[Extracted records]
——————————

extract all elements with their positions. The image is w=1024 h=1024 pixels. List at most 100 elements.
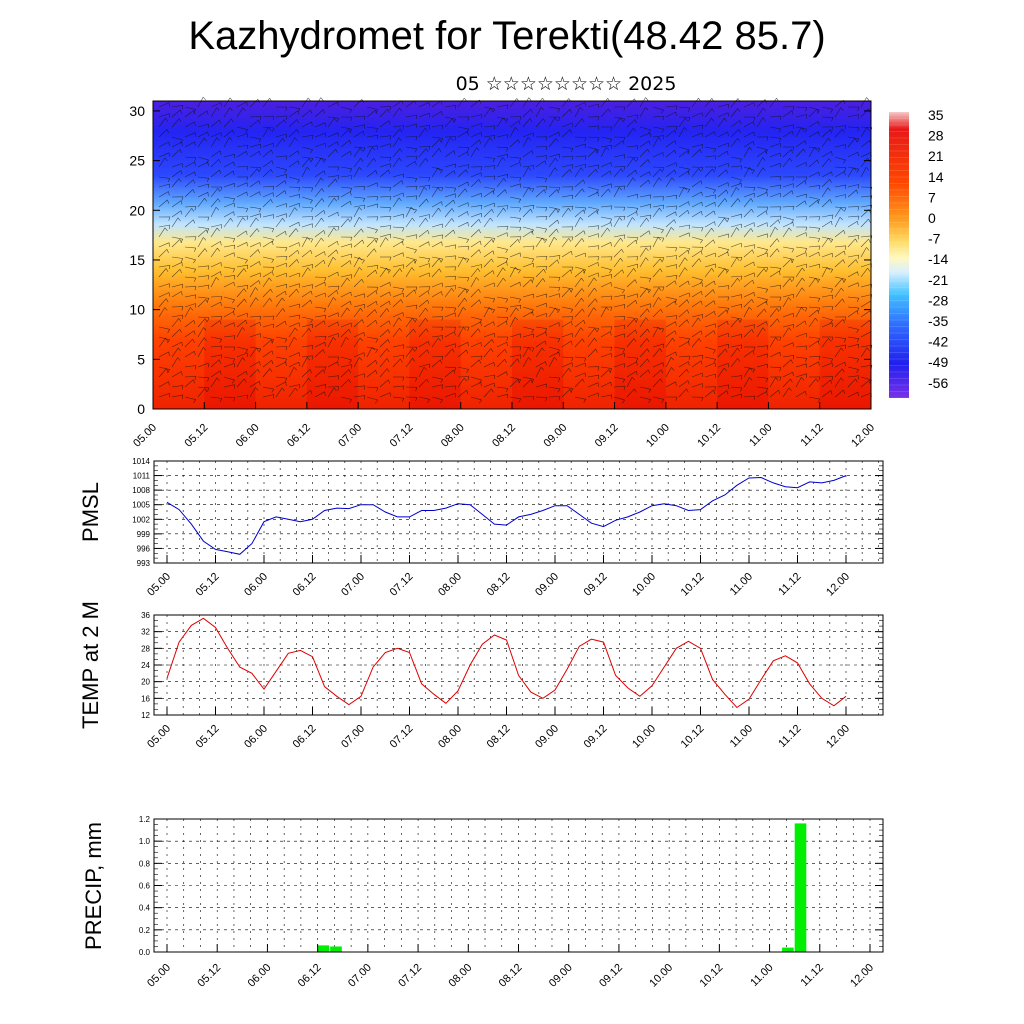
x-tick-label: 05.12 [195,962,223,990]
wind-barb [587,287,595,298]
wind-barb-flag [502,267,506,271]
wind-barb [665,330,676,338]
wind-barb-flag [792,146,795,151]
wind-barb [730,198,739,208]
wind-barb [457,288,466,298]
wind-barb [821,294,833,298]
wind-barb [509,358,518,368]
wind-barb-flag [374,239,377,244]
wind-barb [496,205,508,208]
colorbar-label: -28 [928,292,948,308]
wind-barb-flag [259,151,261,156]
wind-barb [639,179,649,188]
wind-barb [808,185,820,188]
wind-barb [782,158,790,168]
wind-barb-flag [636,211,638,216]
x-tick-label: 05.12 [182,422,210,450]
wind-barb-flag [350,291,352,296]
wind-barb-flag [778,138,782,143]
wind-barb [236,217,243,228]
wind-barb-flag [610,331,612,336]
wind-barb [392,299,402,308]
wind-barb [613,237,621,248]
wind-barb-flag [168,141,170,146]
wind-barb-flag [285,381,287,386]
wind-barb-flag [715,194,717,199]
wind-barb [340,218,349,228]
wind-barb [704,202,716,208]
wind-barb-flag [519,227,522,232]
wind-barb-flag [414,289,417,294]
wind-barb-flag [467,246,470,251]
wind-barb [249,380,260,388]
wind-barb-flag [580,217,584,221]
wind-barb [275,155,287,158]
wind-barb [821,379,831,388]
y-tick-label: 24 [141,661,150,670]
wind-barb-flag [856,298,860,302]
wind-barb [444,385,456,388]
wind-barb-flag [623,386,626,391]
wind-barb-flag [217,198,221,203]
wind-barb [626,217,633,228]
x-tick-label: 06.12 [291,723,319,751]
wind-barb-flag [805,216,808,221]
wind-barb-flag [415,136,418,141]
wind-barb [262,277,270,288]
wind-barb [301,167,308,178]
wind-barb-flag [791,110,794,115]
wind-barb [470,213,482,218]
wind-barb-flag [701,201,703,207]
wind-barb [249,191,260,198]
wind-barb-flag [857,107,860,111]
wind-barb [509,281,521,288]
wind-barb-flag [792,372,794,377]
wind-barb [509,216,521,219]
wind-barb-flag [441,201,443,206]
wind-barb [288,249,298,258]
y-tick-label: 1002 [132,515,150,524]
wind-barb [535,383,547,388]
wind-barb-flag [285,256,288,261]
wind-barb [457,390,467,398]
wind-barb [288,367,295,378]
wind-barb-flag [545,266,548,271]
wind-barb [457,222,469,228]
wind-barb-flag [648,399,651,404]
wind-barb [639,247,647,258]
wind-barb [275,246,288,248]
wind-barb-flag [415,155,418,160]
wind-barb [860,284,872,288]
wind-barb-flag [204,248,208,253]
wind-barb [587,272,599,278]
wind-barb-flag [766,345,769,350]
wind-barb-flag [532,347,535,352]
wind-barb-flag [622,269,625,274]
wind-barb-flag [399,107,402,112]
wind-barb-flag [556,228,559,233]
y-tick-label: 10 [129,302,145,318]
wind-barb [704,228,712,238]
wind-barb-flag [517,379,520,384]
wind-barb-flag [334,117,337,122]
wind-barb [275,166,287,170]
wind-barb [184,330,195,338]
wind-barb-flag [180,210,183,215]
wind-barb-flag [285,155,288,160]
wind-barb [509,396,521,400]
wind-barb [223,335,235,338]
wind-barb [756,363,768,368]
wind-barb-flag [593,307,597,311]
wind-barb [184,276,196,279]
wind-barb [574,372,586,378]
wind-barb-flag [830,379,833,384]
wind-barb-flag [181,306,184,311]
wind-barb-flag [645,317,649,321]
wind-barb [184,365,196,368]
x-tick-label: 09.12 [597,962,625,990]
wind-barb [340,277,348,288]
wind-barb-flag [412,317,415,322]
wind-barb-flag [777,219,781,224]
wind-barb [639,107,646,118]
wind-barb [249,213,261,218]
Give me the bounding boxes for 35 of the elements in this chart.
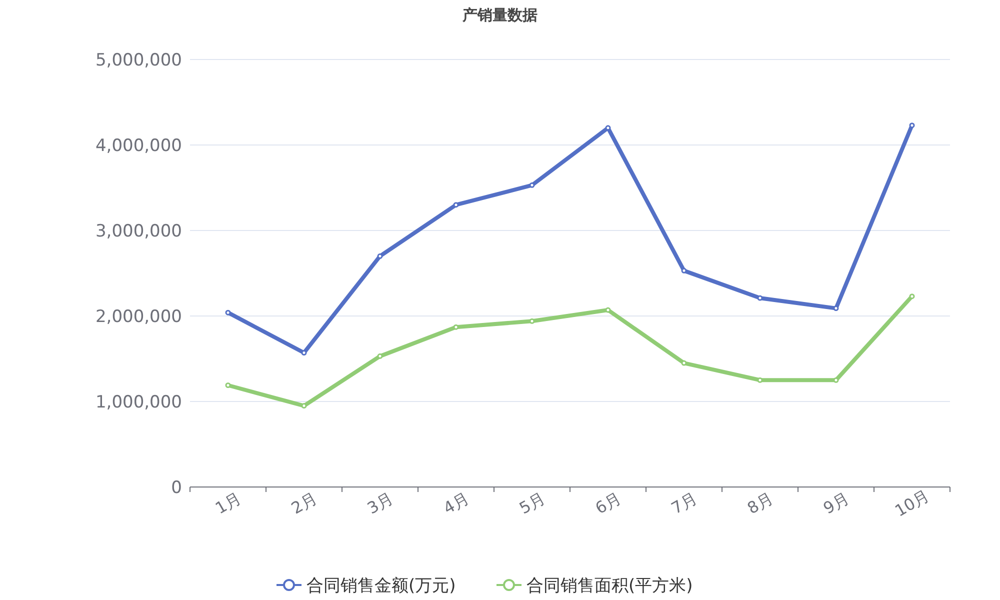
x-tick-label: 1月	[212, 488, 244, 518]
point	[377, 253, 383, 259]
point	[605, 307, 611, 313]
point	[377, 353, 383, 359]
point	[909, 122, 915, 128]
legend-label: 合同销售面积(平方米)	[526, 576, 693, 596]
x-tick-label: 7月	[668, 488, 700, 518]
point	[681, 268, 687, 274]
y-tick-label: 3,000,000	[95, 221, 182, 242]
point	[529, 182, 535, 188]
x-tick-label: 8月	[744, 488, 776, 518]
point	[833, 306, 839, 312]
point	[757, 295, 763, 301]
point	[301, 403, 307, 409]
x-tick-label: 2月	[288, 488, 320, 518]
point	[681, 360, 687, 366]
point	[301, 350, 307, 356]
y-tick-label: 0	[171, 478, 182, 498]
point	[225, 310, 231, 316]
y-tick-label: 1,000,000	[95, 392, 182, 412]
point	[453, 202, 459, 208]
x-tick-label: 6月	[592, 488, 624, 518]
legend-label: 合同销售金额(万元)	[306, 576, 456, 596]
chart-title: 产销量数据	[462, 6, 538, 24]
point	[529, 318, 535, 324]
point	[225, 382, 231, 388]
y-tick-label: 4,000,000	[95, 136, 182, 156]
point	[909, 294, 915, 300]
y-tick-label: 5,000,000	[95, 50, 182, 70]
x-tick-label: 3月	[364, 488, 396, 518]
x-tick-label: 4月	[440, 488, 472, 518]
x-tick-label: 5月	[516, 488, 548, 518]
y-tick-label: 2,000,000	[95, 306, 182, 327]
x-tick-label: 9月	[820, 488, 852, 518]
x-tick-label: 10月	[892, 486, 933, 520]
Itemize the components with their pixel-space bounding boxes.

——————————

Direction
Lay out every line of the records above as a Markdown table with the columns "Row" and "Line", numbering the rows in order and skipping any blank lines. Omit the pictures from your answer.

Result of the exercise
| Row | Line |
|---|---|
| 1 | extract all elements with their positions. The image is w=1024 h=1024 pixels. List at most 100 elements. |
| 2 | x-tick-label: 05.12 [195,962,223,990] |
| 3 | wind-barb [587,287,595,298] |
| 4 | wind-barb-flag [502,267,506,271] |
| 5 | wind-barb [665,330,676,338] |
| 6 | wind-barb-flag [792,146,795,151] |
| 7 | wind-barb [730,198,739,208] |
| 8 | wind-barb [457,288,466,298] |
| 9 | wind-barb [821,294,833,298] |
| 10 | wind-barb [509,358,518,368] |
| 11 | wind-barb-flag [374,239,377,244] |
| 12 | wind-barb [496,205,508,208] |
| 13 | colorbar-label: -28 [928,292,948,308] |
| 14 | wind-barb-flag [259,151,261,156] |
| 15 | wind-barb [639,179,649,188] |
| 16 | wind-barb [808,185,820,188] |
| 17 | wind-barb [782,158,790,168] |
| 18 | wind-barb-flag [636,211,638,216] |
| 19 | x-tick-label: 05.12 [182,422,210,450] |
| 20 | wind-barb-flag [350,291,352,296] |
| 21 | wind-barb-flag [778,138,782,143] |
| 22 | wind-barb [236,217,243,228] |
| 23 | wind-barb-flag [610,331,612,336] |
| 24 | wind-barb [392,299,402,308] |
| 25 | wind-barb [613,237,621,248] |
| 26 | wind-barb-flag [168,141,170,146] |
| 27 | wind-barb-flag [285,381,287,386] |
| 28 | wind-barb-flag [715,194,717,199] |
| 29 | wind-barb [340,218,349,228] |
| 30 | wind-barb [704,202,716,208] |
| 31 | wind-barb-flag [519,227,522,232] |
| 32 | wind-barb-flag [414,289,417,294] |
| 33 | wind-barb-flag [467,246,470,251] |
| 34 | wind-barb [249,380,260,388] |
| 35 | wind-barb-flag [580,217,584,221] |
| 36 | wind-barb [275,155,287,158] |
| 37 | wind-barb [821,379,831,388] |
| 38 | y-tick-label: 24 [141,661,150,670] |
| 39 | wind-barb-flag [856,298,860,302] |
| 40 | wind-barb [444,385,456,388] |
| 41 | wind-barb-flag [623,386,626,391] |
| 42 | wind-barb-flag [217,198,221,203] |
| 43 | wind-barb [626,217,633,228] |
| 44 | x-tick-label: 06.12 [291,723,319,751] |
| 45 | wind-barb-flag [805,216,808,221] |
| 46 | wind-barb-flag [415,136,418,141] |
| 47 | wind-barb [262,277,270,288] |
| 48 | wind-barb [301,167,308,178] |
| 49 | wind-barb-flag [791,110,794,115] |
| 50 | wind-barb [470,213,482,218] |
| 51 | wind-barb-flag [701,201,703,207] |
| 52 | wind-barb [249,191,260,198] |
| 53 | wind-barb-flag [857,107,860,111] |
| 54 | wind-barb [509,281,521,288] |
| 55 | wind-barb-flag [792,372,794,377] |
| 56 | wind-barb [509,216,521,219] |
| 57 | wind-barb-flag [441,201,443,206] |
| 58 | wind-barb [288,249,298,258] |
| 59 | y-tick-label: 1002 [132,515,150,524] |
| 60 | wind-barb [535,383,547,388] |
| 61 | wind-barb-flag [285,256,288,261] |
| 62 | wind-barb [457,390,467,398] |
| 63 | wind-barb [288,367,295,378] |
| 64 | wind-barb-flag [545,266,548,271] |
| 65 | wind-barb [457,222,469,228] |
| 66 | wind-barb-flag [648,399,651,404] |
| 67 | wind-barb [639,247,647,258] |
| 68 | wind-barb [275,246,288,248] |
| 69 | wind-barb-flag [415,155,418,160] |
| 70 | wind-barb [860,284,872,288] |
| 71 | wind-barb-flag [204,248,208,253] |
| 72 | wind-barb [587,272,599,278] |
| 73 | wind-barb-flag [766,345,769,350] |
| 74 | wind-barb-flag [532,347,535,352] |
| 75 | wind-barb-flag [622,269,625,274] |
| 76 | wind-barb-flag [399,107,402,112] |
| 77 | wind-barb-flag [556,228,559,233] |
| 78 | y-tick-label: 10 [129,302,145,318] |
| 79 | wind-barb [704,228,712,238] |
| 80 | wind-barb-flag [517,379,520,384] |
| 81 | wind-barb-flag [334,117,337,122] |
| 82 | wind-barb [275,166,287,170] |
| 83 | wind-barb [184,330,195,338] |
| 84 | wind-barb-flag [180,210,183,215] |
| 85 | wind-barb-flag [285,155,288,160] |
| 86 | wind-barb [509,396,521,400] |
| 87 | wind-barb [223,335,235,338] |
| 88 | wind-barb [756,363,768,368] |
| 89 | wind-barb-flag [593,307,597,311] |
| 90 | wind-barb [184,276,196,279] |
| 91 | wind-barb [574,372,586,378] |
| 92 | wind-barb-flag [830,379,833,384] |
| 93 | wind-barb-flag [181,306,184,311] |
| 94 | wind-barb-flag [645,317,649,321] |
| 95 | wind-barb [184,365,196,368] |
| 96 | x-tick-label: 09.12 [597,962,625,990] |
| 97 | wind-barb [340,277,348,288] |
| 98 | wind-barb-flag [412,317,415,322] |
| 99 | wind-barb-flag [777,219,781,224] |
| 100 | wind-barb [639,107,646,118] |
| 101 | wind-barb [249,213,261,218] |
| 102 | Give me the bounding boxes for 35 of the elements in this chart. |
| 103 | x-tick-label: 1月	[212, 488, 244, 518] |
| 104 | point	[377, 253, 383, 259] |
| 105 | point	[605, 307, 611, 313] |
| 106 | point	[377, 353, 383, 359] |
| 107 | point	[909, 122, 915, 128] |
| 108 | legend-label: 合同销售面积(平方米)	[526, 576, 693, 596] |
| 109 | x-tick-label: 7月	[668, 488, 700, 518] |
| 110 | point	[681, 268, 687, 274] |
| 111 | y-tick-label: 3,000,000	[95, 221, 182, 242] |
| 112 | point	[529, 182, 535, 188] |
| 113 | x-tick-label: 8月	[744, 488, 776, 518] |
| 114 | point	[833, 306, 839, 312] |
| 115 | point	[757, 295, 763, 301] |
| 116 | point	[301, 403, 307, 409] |
| 117 | x-tick-label: 2月	[288, 488, 320, 518] |
| 118 | point	[681, 360, 687, 366] |
| 119 | point	[301, 350, 307, 356] |
| 120 | y-tick-label: 0	[171, 478, 182, 498] |
| 121 | point	[225, 310, 231, 316] |
| 122 | y-tick-label: 1,000,000	[95, 392, 182, 412] |
| 123 | point	[453, 202, 459, 208] |
| 124 | x-tick-label: 6月	[592, 488, 624, 518] |
| 125 | legend-label: 合同销售金额(万元)	[306, 576, 456, 596] |
| 126 | chart-title: 产销量数据	[462, 6, 538, 24] |
| 127 | point	[529, 318, 535, 324] |
| 128 | point	[225, 382, 231, 388] |
| 129 | y-tick-label: 4,000,000	[95, 136, 182, 156] |
| 130 | point	[909, 294, 915, 300] |
| 131 | y-tick-label: 5,000,000	[95, 50, 182, 70] |
| 132 | x-tick-label: 3月	[364, 488, 396, 518] |
| 133 | x-tick-label: 4月	[440, 488, 472, 518] |
| 134 | x-tick-label: 5月	[516, 488, 548, 518] |
| 135 | y-tick-label: 2,000,000	[95, 306, 182, 327] |
| 136 | x-tick-label: 9月	[820, 488, 852, 518] |
| 137 | x-tick-label: 10月	[892, 486, 933, 520] |
| 138 | Itemize the components with their pixel-space bounding boxes. |